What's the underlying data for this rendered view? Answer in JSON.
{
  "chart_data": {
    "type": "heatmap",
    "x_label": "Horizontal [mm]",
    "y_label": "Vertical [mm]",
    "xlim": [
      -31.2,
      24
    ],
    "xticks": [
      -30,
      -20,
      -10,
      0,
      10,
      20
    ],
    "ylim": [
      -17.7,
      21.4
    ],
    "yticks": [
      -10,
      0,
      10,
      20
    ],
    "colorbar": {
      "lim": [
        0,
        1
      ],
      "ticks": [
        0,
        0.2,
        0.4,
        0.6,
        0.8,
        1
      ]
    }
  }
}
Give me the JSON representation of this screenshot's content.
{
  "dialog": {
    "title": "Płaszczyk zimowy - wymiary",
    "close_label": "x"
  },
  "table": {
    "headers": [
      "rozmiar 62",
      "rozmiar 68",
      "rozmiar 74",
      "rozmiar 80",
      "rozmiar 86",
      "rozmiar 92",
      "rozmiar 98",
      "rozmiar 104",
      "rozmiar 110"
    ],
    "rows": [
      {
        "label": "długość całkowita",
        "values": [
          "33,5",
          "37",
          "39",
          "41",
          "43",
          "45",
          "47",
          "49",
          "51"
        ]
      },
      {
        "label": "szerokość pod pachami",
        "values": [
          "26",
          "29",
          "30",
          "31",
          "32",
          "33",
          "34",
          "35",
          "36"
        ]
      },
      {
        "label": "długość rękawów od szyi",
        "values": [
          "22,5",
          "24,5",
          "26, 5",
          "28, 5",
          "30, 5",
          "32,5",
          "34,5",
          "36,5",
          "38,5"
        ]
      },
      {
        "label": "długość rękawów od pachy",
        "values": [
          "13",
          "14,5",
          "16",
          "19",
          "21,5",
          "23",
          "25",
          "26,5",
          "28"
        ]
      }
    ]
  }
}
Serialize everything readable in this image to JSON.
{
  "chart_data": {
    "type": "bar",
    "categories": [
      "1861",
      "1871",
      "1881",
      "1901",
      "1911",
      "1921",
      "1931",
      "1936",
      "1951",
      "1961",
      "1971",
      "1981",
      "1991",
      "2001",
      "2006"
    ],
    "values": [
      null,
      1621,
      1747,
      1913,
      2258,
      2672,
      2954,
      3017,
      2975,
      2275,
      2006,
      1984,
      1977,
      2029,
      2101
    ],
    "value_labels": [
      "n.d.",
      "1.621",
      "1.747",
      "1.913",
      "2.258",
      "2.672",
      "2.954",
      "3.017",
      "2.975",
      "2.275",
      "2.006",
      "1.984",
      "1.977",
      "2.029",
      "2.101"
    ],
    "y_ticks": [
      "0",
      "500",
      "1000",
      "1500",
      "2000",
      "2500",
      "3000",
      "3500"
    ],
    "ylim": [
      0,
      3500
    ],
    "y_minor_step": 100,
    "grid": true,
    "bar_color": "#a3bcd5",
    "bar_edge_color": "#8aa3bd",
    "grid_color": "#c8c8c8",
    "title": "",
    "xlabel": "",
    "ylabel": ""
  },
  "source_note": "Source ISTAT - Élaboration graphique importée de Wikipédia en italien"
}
* * * * * * *
GOAL: Retype the whole listing, matching it exactly.

SOLUTION TO THIS PROBLEM:
What's the underlying data for this rendered view? Answer in JSON.
{
  "chart_data": {
    "type": "heatmap",
    "x_label": "Horizontal [mm]",
    "y_label": "Vertical [mm]",
    "xlim": [
      -31.2,
      24
    ],
    "xticks": [
      -30,
      -20,
      -10,
      0,
      10,
      20
    ],
    "ylim": [
      -17.7,
      21.4
    ],
    "yticks": [
      -10,
      0,
      10,
      20
    ],
    "colorbar": {
      "lim": [
        0,
        1
      ],
      "ticks": [
        0,
        0.2,
        0.4,
        0.6,
        0.8,
        1
      ]
    }
  }
}
Give me the JSON representation of this screenshot's content.
{
  "dialog": {
    "title": "Płaszczyk zimowy - wymiary",
    "close_label": "x"
  },
  "table": {
    "headers": [
      "rozmiar 62",
      "rozmiar 68",
      "rozmiar 74",
      "rozmiar 80",
      "rozmiar 86",
      "rozmiar 92",
      "rozmiar 98",
      "rozmiar 104",
      "rozmiar 110"
    ],
    "rows": [
      {
        "label": "długość całkowita",
        "values": [
          "33,5",
          "37",
          "39",
          "41",
          "43",
          "45",
          "47",
          "49",
          "51"
        ]
      },
      {
        "label": "szerokość pod pachami",
        "values": [
          "26",
          "29",
          "30",
          "31",
          "32",
          "33",
          "34",
          "35",
          "36"
        ]
      },
      {
        "label": "długość rękawów od szyi",
        "values": [
          "22,5",
          "24,5",
          "26, 5",
          "28, 5",
          "30, 5",
          "32,5",
          "34,5",
          "36,5",
          "38,5"
        ]
      },
      {
        "label": "długość rękawów od pachy",
        "values": [
          "13",
          "14,5",
          "16",
          "19",
          "21,5",
          "23",
          "25",
          "26,5",
          "28"
        ]
      }
    ]
  }
}
Serialize everything readable in this image to JSON.
{
  "chart_data": {
    "type": "bar",
    "categories": [
      "1861",
      "1871",
      "1881",
      "1901",
      "1911",
      "1921",
      "1931",
      "1936",
      "1951",
      "1961",
      "1971",
      "1981",
      "1991",
      "2001",
      "2006"
    ],
    "values": [
      null,
      1621,
      1747,
      1913,
      2258,
      2672,
      2954,
      3017,
      2975,
      2275,
      2006,
      1984,
      1977,
      2029,
      2101
    ],
    "value_labels": [
      "n.d.",
      "1.621",
      "1.747",
      "1.913",
      "2.258",
      "2.672",
      "2.954",
      "3.017",
      "2.975",
      "2.275",
      "2.006",
      "1.984",
      "1.977",
      "2.029",
      "2.101"
    ],
    "y_ticks": [
      "0",
      "500",
      "1000",
      "1500",
      "2000",
      "2500",
      "3000",
      "3500"
    ],
    "ylim": [
      0,
      3500
    ],
    "y_minor_step": 100,
    "grid": true,
    "bar_color": "#a3bcd5",
    "bar_edge_color": "#8aa3bd",
    "grid_color": "#c8c8c8",
    "title": "",
    "xlabel": "",
    "ylabel": ""
  },
  "source_note": "Source ISTAT - Élaboration graphique importée de Wikipédia en italien"
}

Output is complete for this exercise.